## Problem:
Here are some entries; quote each one exactly.

## Record extracts:

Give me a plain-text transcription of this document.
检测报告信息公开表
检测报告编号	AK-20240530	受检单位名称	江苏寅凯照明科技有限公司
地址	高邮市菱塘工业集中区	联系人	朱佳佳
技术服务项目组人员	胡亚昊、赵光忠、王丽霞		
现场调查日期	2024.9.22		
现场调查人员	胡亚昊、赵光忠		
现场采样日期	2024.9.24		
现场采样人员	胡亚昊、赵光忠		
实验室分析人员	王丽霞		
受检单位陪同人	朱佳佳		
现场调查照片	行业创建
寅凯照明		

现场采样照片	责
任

## Task response:
Give me a plain-text transcription of this document.
检测报告信息公开表
检测报告编号	AK-20240530	受检单位名称	江苏寅凯照明科技有限公司
地址	高邮市菱塘工业集中区	联系人	朱佳佳
技术服务项目组人员	胡亚昊、赵光忠、王丽霞		
现场调查日期	2024.9.22		
现场调查人员	胡亚昊、赵光忠		
现场采样日期	2024.9.24		
现场采样人员	胡亚昊、赵光忠		
实验室分析人员	王丽霞		
受检单位陪同人	朱佳佳		
现场调查照片	行业创建
寅凯照明		

现场采样照片	责
任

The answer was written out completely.